(Aim of the task) Whenever a line below holds the word "BRCA", count it once; report the total and nothing else.

[Dataset listings of figures]
#####

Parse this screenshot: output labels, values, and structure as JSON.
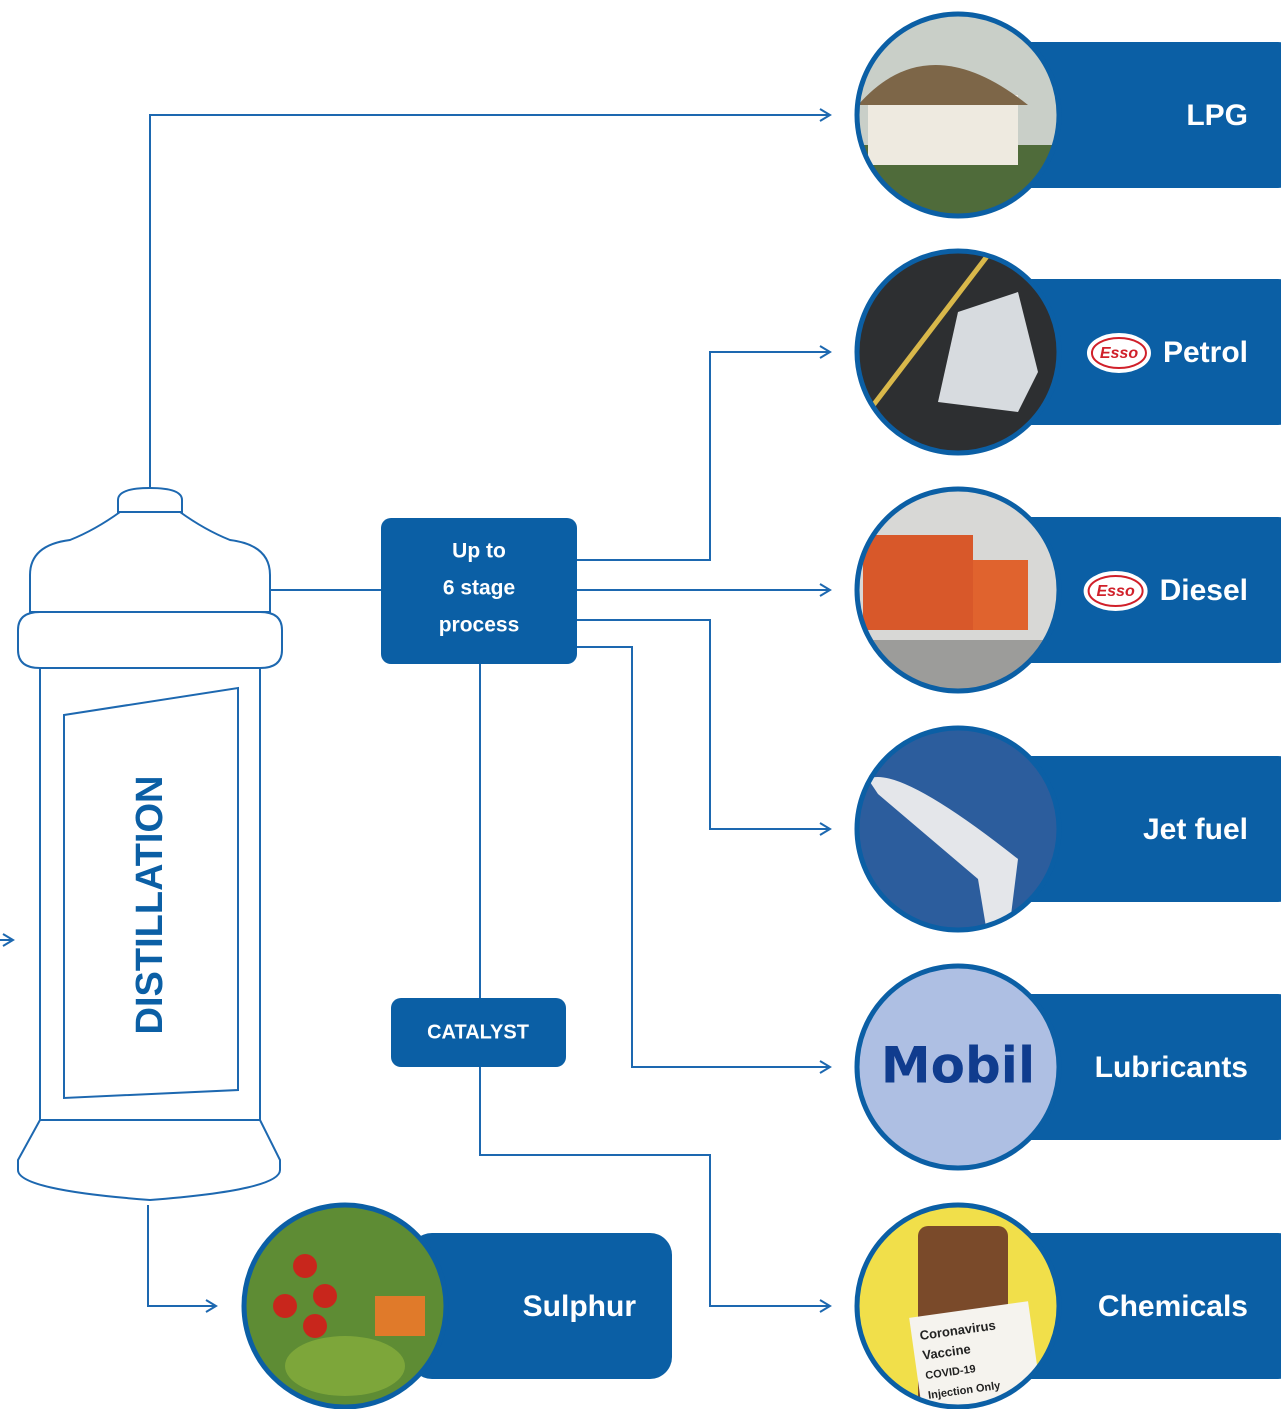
{
  "distillation": {
    "label": "DISTILLATION"
  },
  "process": {
    "lines": [
      "Up to",
      "6 stage",
      "process"
    ]
  },
  "catalyst": {
    "label": "CATALYST"
  },
  "products": [
    {
      "label": "LPG"
    },
    {
      "label": "Petrol",
      "logo": "Esso"
    },
    {
      "label": "Diesel",
      "logo": "Esso"
    },
    {
      "label": "Jet fuel"
    },
    {
      "label": "Lubricants",
      "logo": "Mobil"
    },
    {
      "label": "Chemicals",
      "photo_text": [
        "Coronavirus",
        "Vaccine",
        "COVID-19",
        "Injection Only"
      ]
    },
    {
      "label": "Sulphur"
    }
  ]
}
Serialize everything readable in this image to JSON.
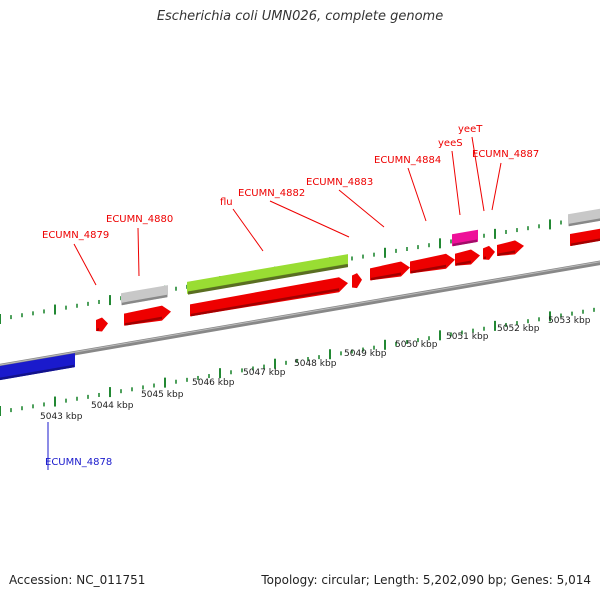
{
  "header": {
    "title": "Escherichia coli UMN026, complete genome"
  },
  "footer": {
    "accession": "Accession: NC_011751",
    "stats": "Topology: circular; Length: 5,202,090 bp; Genes: 5,014"
  },
  "colors": {
    "forward_gene": "#ee0000",
    "reverse_gene": "#1a1acc",
    "pseudo_gene": "#c8c8c8",
    "highlight_gene": "#ee1199",
    "flu_gene": "#99dd33",
    "tick": "#228833",
    "backbone": "#888888",
    "scale_text": "#222222"
  },
  "scale": {
    "labels": [
      "5043 kbp",
      "5044 kbp",
      "5045 kbp",
      "5046 kbp",
      "5047 kbp",
      "5048 kbp",
      "5049 kbp",
      "5050 kbp",
      "5051 kbp",
      "5052 kbp",
      "5053 kbp"
    ]
  },
  "genes": [
    {
      "label": "ECUMN_4878",
      "strand": "reverse"
    },
    {
      "label": "ECUMN_4879",
      "strand": "forward"
    },
    {
      "label": "ECUMN_4880",
      "strand": "forward"
    },
    {
      "label": "flu",
      "strand": "forward"
    },
    {
      "label": "ECUMN_4882",
      "strand": "forward"
    },
    {
      "label": "ECUMN_4883",
      "strand": "forward"
    },
    {
      "label": "ECUMN_4884",
      "strand": "forward"
    },
    {
      "label": "yeeS",
      "strand": "forward"
    },
    {
      "label": "yeeT",
      "strand": "forward"
    },
    {
      "label": "ECUMN_4887",
      "strand": "forward"
    }
  ]
}
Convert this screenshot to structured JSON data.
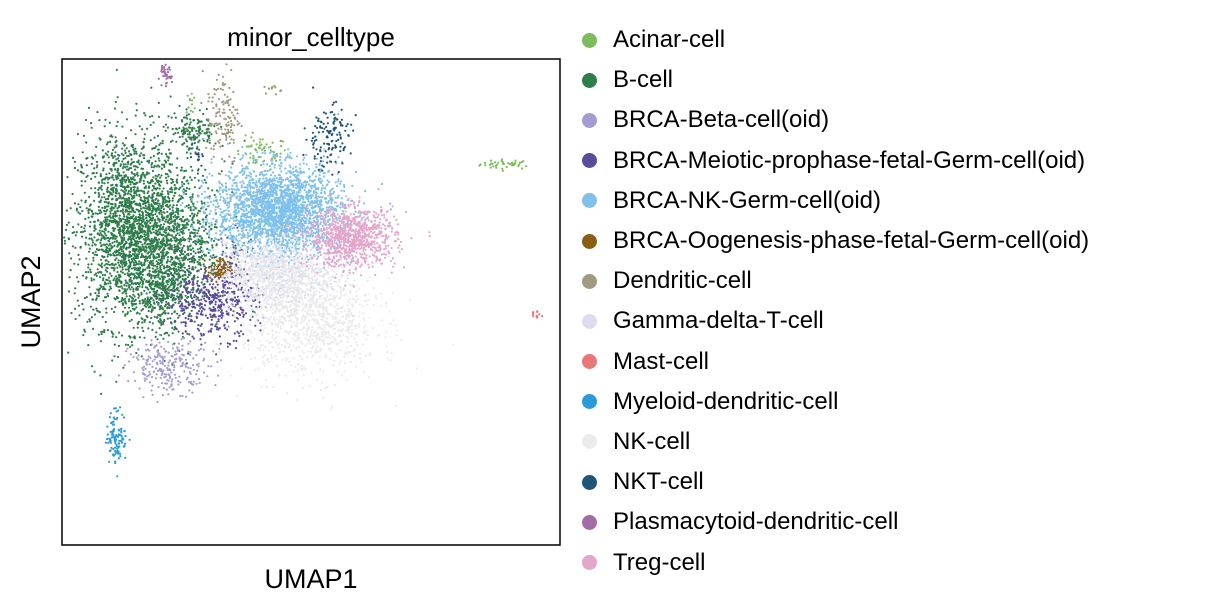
{
  "chart_data": {
    "type": "scatter",
    "title": "minor_celltype",
    "xlabel": "UMAP1",
    "ylabel": "UMAP2",
    "xlim": [
      -10,
      20
    ],
    "ylim": [
      -10,
      20
    ],
    "grid": false,
    "ticks": false,
    "legend_position": "right",
    "series": [
      {
        "name": "Acinar-cell",
        "color": "#7dbb5c",
        "clusters": [
          {
            "x": 16.8,
            "y": 13.5,
            "sx": 0.8,
            "sy": 0.15,
            "n": 40
          },
          {
            "x": 2.0,
            "y": 14.2,
            "sx": 0.8,
            "sy": 0.5,
            "n": 60
          },
          {
            "x": -2.2,
            "y": 17.3,
            "sx": 0.15,
            "sy": 0.4,
            "n": 12
          }
        ]
      },
      {
        "name": "B-cell",
        "color": "#2e7d4b",
        "clusters": [
          {
            "x": -6.0,
            "y": 9.5,
            "sx": 1.6,
            "sy": 3.0,
            "n": 2000
          },
          {
            "x": -3.5,
            "y": 8.5,
            "sx": 1.6,
            "sy": 2.4,
            "n": 1100
          },
          {
            "x": -2.0,
            "y": 15.5,
            "sx": 0.7,
            "sy": 0.6,
            "n": 140
          },
          {
            "x": -4.0,
            "y": 5.5,
            "sx": 0.6,
            "sy": 1.0,
            "n": 180
          }
        ]
      },
      {
        "name": "BRCA-Beta-cell(oid)",
        "color": "#a59dd1",
        "clusters": [
          {
            "x": -3.5,
            "y": 1.0,
            "sx": 1.2,
            "sy": 0.8,
            "n": 240
          }
        ]
      },
      {
        "name": "BRCA-Meiotic-prophase-fetal-Germ-cell(oid)",
        "color": "#5a4c9b",
        "clusters": [
          {
            "x": -1.0,
            "y": 5.0,
            "sx": 1.4,
            "sy": 1.1,
            "n": 430
          },
          {
            "x": 0.5,
            "y": 7.5,
            "sx": 0.6,
            "sy": 1.0,
            "n": 60
          }
        ]
      },
      {
        "name": "BRCA-NK-Germ-cell(oid)",
        "color": "#7fc1eb",
        "clusters": [
          {
            "x": 3.0,
            "y": 10.6,
            "sx": 1.9,
            "sy": 1.4,
            "n": 2500
          }
        ]
      },
      {
        "name": "BRCA-Oogenesis-phase-fetal-Germ-cell(oid)",
        "color": "#8b5e17",
        "clusters": [
          {
            "x": -0.5,
            "y": 7.0,
            "sx": 0.35,
            "sy": 0.35,
            "n": 90
          }
        ]
      },
      {
        "name": "Dendritic-cell",
        "color": "#a09a82",
        "clusters": [
          {
            "x": -0.3,
            "y": 16.5,
            "sx": 0.5,
            "sy": 1.5,
            "n": 130
          },
          {
            "x": 2.8,
            "y": 18.2,
            "sx": 0.3,
            "sy": 0.15,
            "n": 12
          }
        ]
      },
      {
        "name": "Gamma-delta-T-cell",
        "color": "#dddcee",
        "clusters": [
          {
            "x": 3.0,
            "y": 6.5,
            "sx": 1.6,
            "sy": 1.1,
            "n": 600
          }
        ]
      },
      {
        "name": "Mast-cell",
        "color": "#e87777",
        "clusters": [
          {
            "x": 18.6,
            "y": 4.2,
            "sx": 0.15,
            "sy": 0.15,
            "n": 12
          }
        ]
      },
      {
        "name": "Myeloid-dendritic-cell",
        "color": "#2b9ad8",
        "clusters": [
          {
            "x": -6.7,
            "y": -3.3,
            "sx": 0.3,
            "sy": 0.8,
            "n": 110
          }
        ]
      },
      {
        "name": "NK-cell",
        "color": "#ebebeb",
        "clusters": [
          {
            "x": 5.0,
            "y": 4.0,
            "sx": 2.0,
            "sy": 1.8,
            "n": 1000
          },
          {
            "x": 2.5,
            "y": 7.0,
            "sx": 1.5,
            "sy": 1.0,
            "n": 500
          }
        ]
      },
      {
        "name": "NKT-cell",
        "color": "#1f5579",
        "clusters": [
          {
            "x": 6.0,
            "y": 15.2,
            "sx": 0.7,
            "sy": 1.0,
            "n": 130
          },
          {
            "x": -1.8,
            "y": 14.0,
            "sx": 0.25,
            "sy": 0.25,
            "n": 15
          }
        ]
      },
      {
        "name": "Plasmacytoid-dendritic-cell",
        "color": "#a46ca6",
        "clusters": [
          {
            "x": -3.8,
            "y": 19.0,
            "sx": 0.2,
            "sy": 0.35,
            "n": 40
          }
        ]
      },
      {
        "name": "Treg-cell",
        "color": "#e2a7cb",
        "clusters": [
          {
            "x": 7.5,
            "y": 9.0,
            "sx": 1.3,
            "sy": 0.9,
            "n": 900
          }
        ]
      }
    ]
  }
}
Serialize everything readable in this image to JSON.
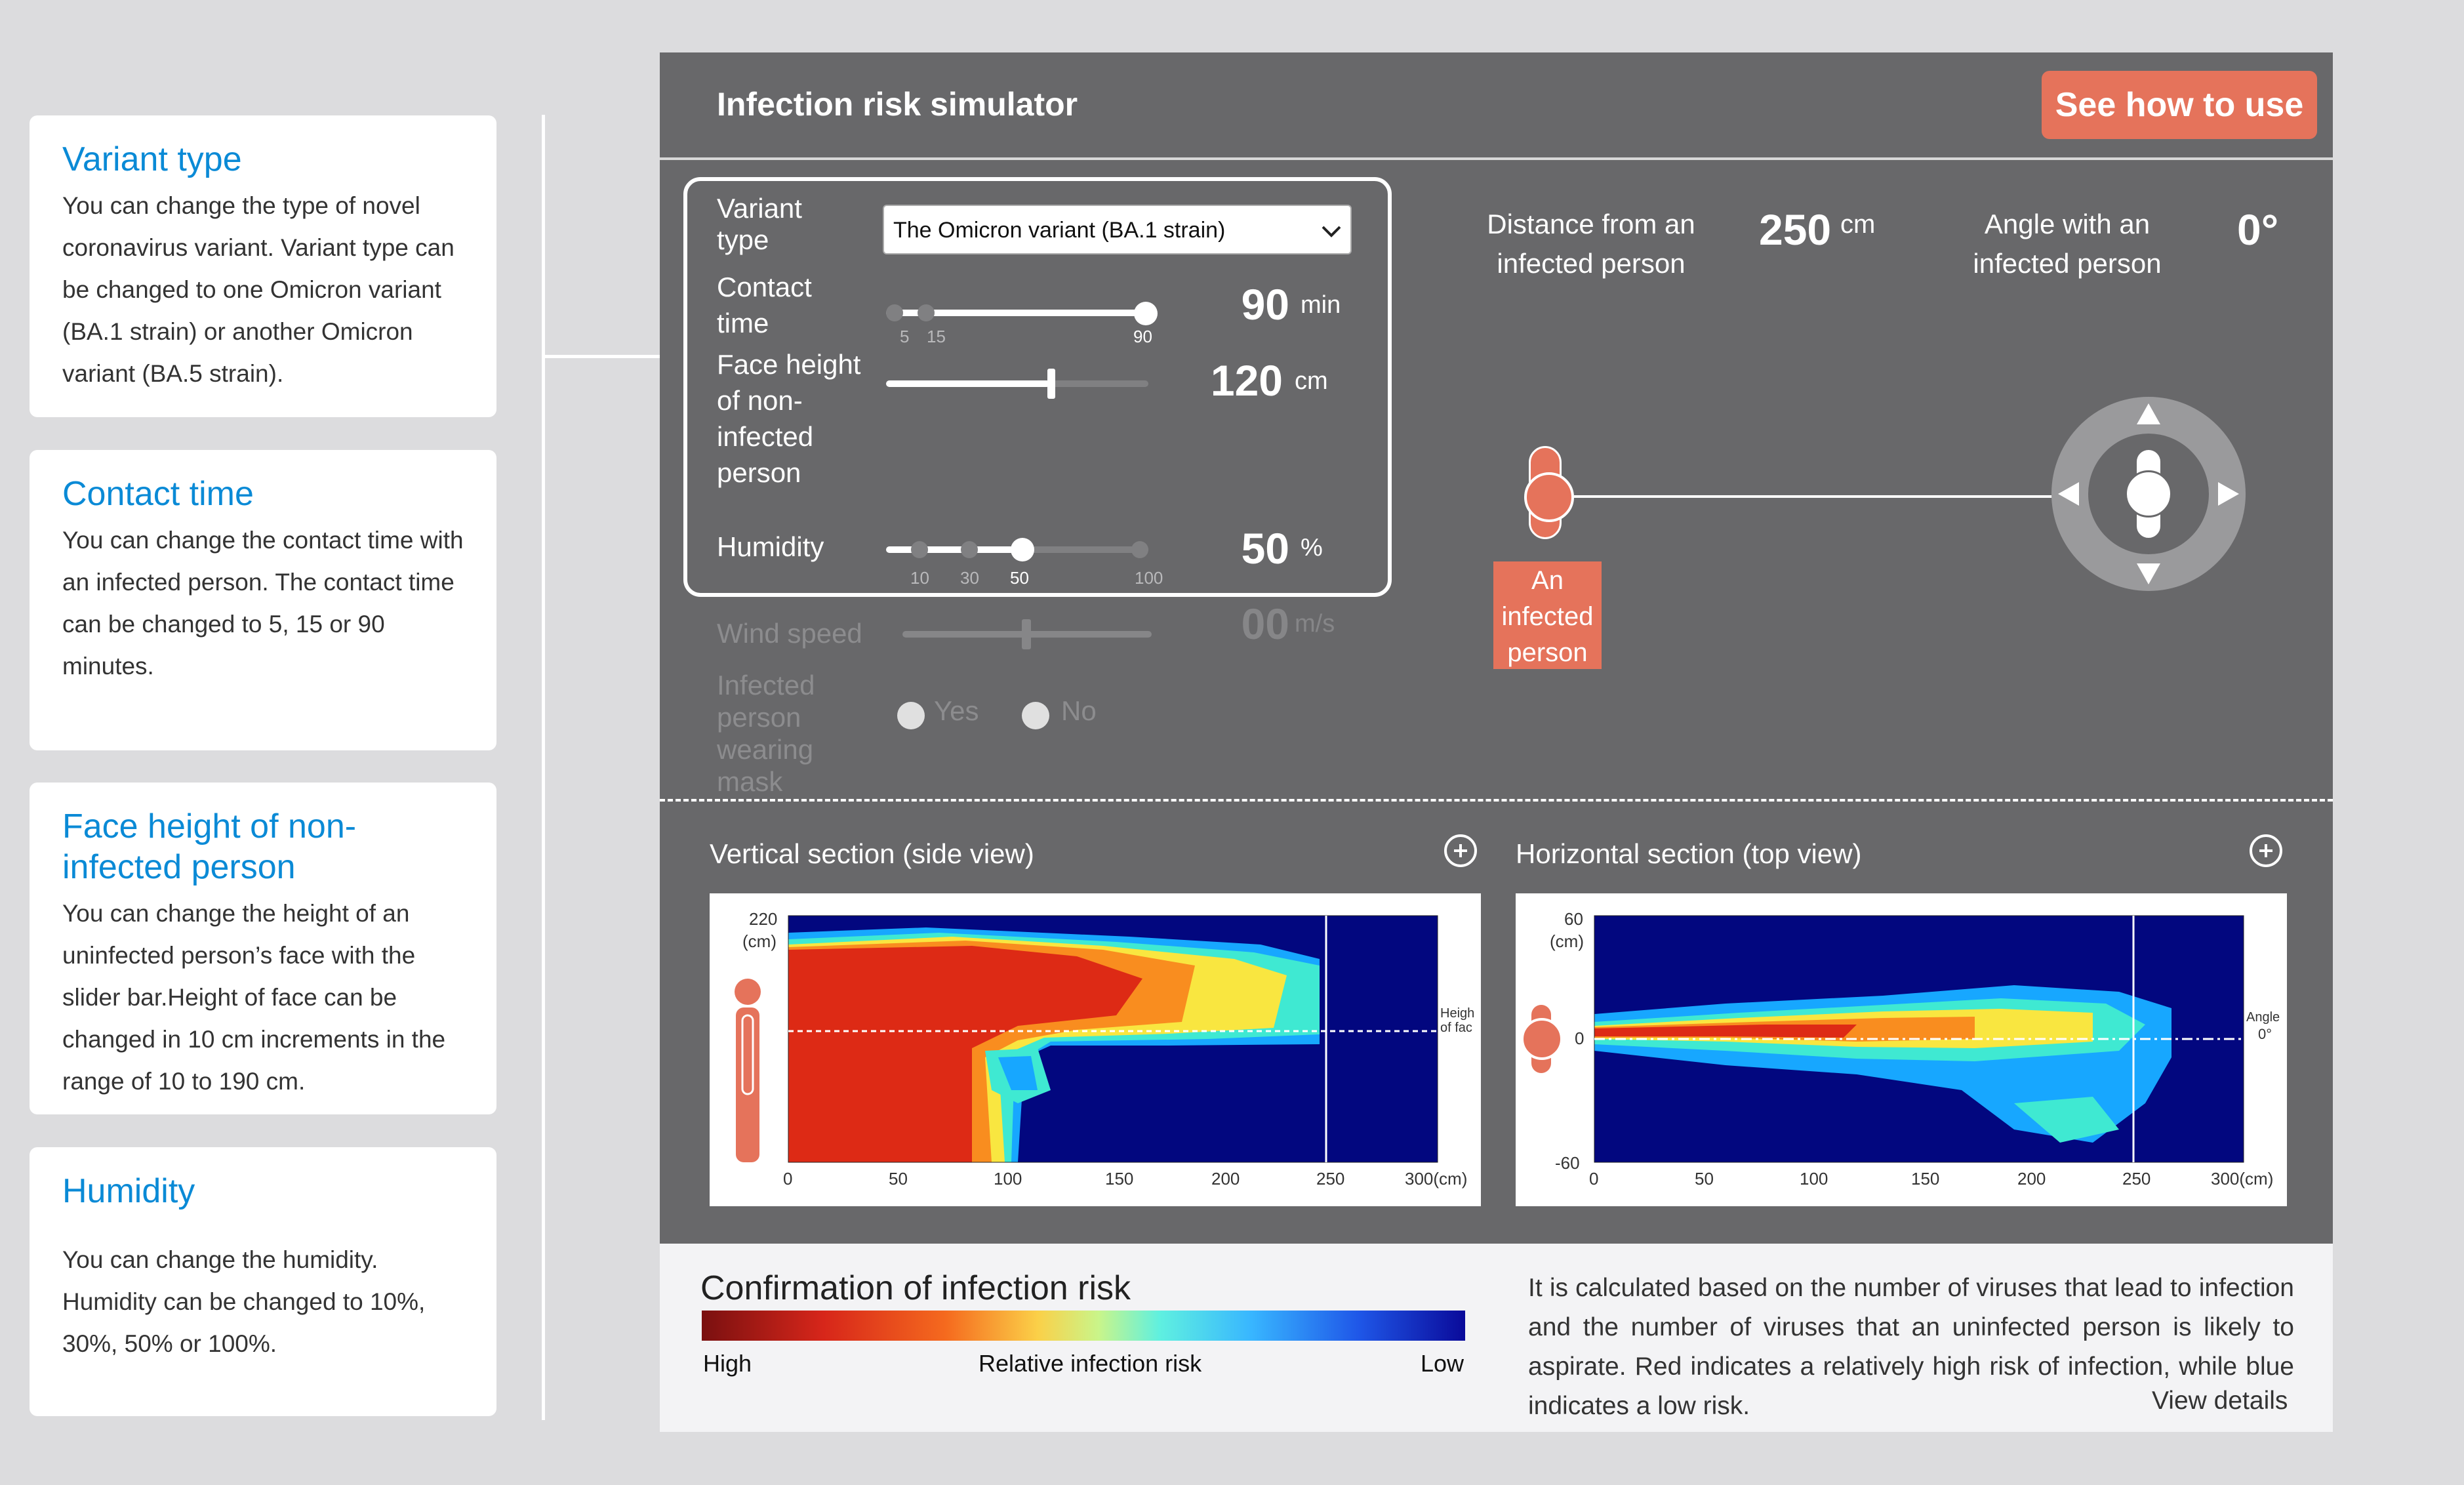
{
  "cards": [
    {
      "title": "Variant type",
      "body": "You can change the type of novel coronavirus variant. Variant type can be changed to one Omicron variant (BA.1 strain) or another Omicron variant (BA.5 strain)."
    },
    {
      "title": "Contact time",
      "body": "You can change the contact time with an infected person. The contact time can be changed to 5, 15 or 90 minutes."
    },
    {
      "title": "Face height of non-infected person",
      "body": "You can change the height of an uninfected person’s face with the slider bar.Height of face can be changed in 10 cm increments in the range of 10 to 190 cm."
    },
    {
      "title": "Humidity",
      "body": "You can change the humidity. Humidity can be changed to 10%, 30%, 50% or 100%."
    }
  ],
  "header": {
    "title": "Infection risk simulator",
    "help_button": "See how to use"
  },
  "controls": {
    "variant": {
      "label": "Variant type",
      "selected": "The Omicron variant (BA.1 strain)"
    },
    "contact": {
      "label": "Contact time",
      "value": "90",
      "unit": "min",
      "ticks": [
        "5",
        "15",
        "90"
      ]
    },
    "face": {
      "label": "Face height of non-infected person",
      "value": "120",
      "unit": "cm"
    },
    "humidity": {
      "label": "Humidity",
      "value": "50",
      "unit": "%",
      "ticks": [
        "10",
        "30",
        "50",
        "100"
      ]
    },
    "wind": {
      "label": "Wind speed",
      "value": "00",
      "unit": "m/s"
    },
    "mask": {
      "label": "Infected person wearing mask",
      "yes": "Yes",
      "no": "No"
    }
  },
  "status": {
    "distance_label": "Distance from an infected person",
    "distance_value": "250",
    "distance_unit": "cm",
    "angle_label": "Angle with an infected person",
    "angle_value": "0°",
    "infected_label": "An infected person"
  },
  "side_view": {
    "title": "Vertical section (side view)",
    "y_top": "220",
    "y_unit": "(cm)",
    "x_ticks": [
      "0",
      "50",
      "100",
      "150",
      "200",
      "250",
      "300(cm)"
    ],
    "side_label": "Heigh of fac"
  },
  "top_view": {
    "title": "Horizontal section (top view)",
    "y_top": "60",
    "y_unit": "(cm)",
    "y_zero": "0",
    "y_bottom": "-60",
    "x_ticks": [
      "0",
      "50",
      "100",
      "150",
      "200",
      "250",
      "300(cm)"
    ],
    "side_label": "Angle",
    "side_value": "0°"
  },
  "legend": {
    "title": "Confirmation of infection risk",
    "high": "High",
    "mid": "Relative infection risk",
    "low": "Low"
  },
  "description": {
    "text": "It is calculated based on the number of viruses that lead to infection and the number of viruses that an uninfected person is likely to aspirate. Red indicates a relatively high risk of infection, while blue indicates a low risk.",
    "link": "View details"
  },
  "colors": {
    "accent": "#e5735b",
    "title_blue": "#0a8ad6",
    "panel": "#68686a",
    "heat_bg": "#02077f"
  }
}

#####

(Response to this exercise) 4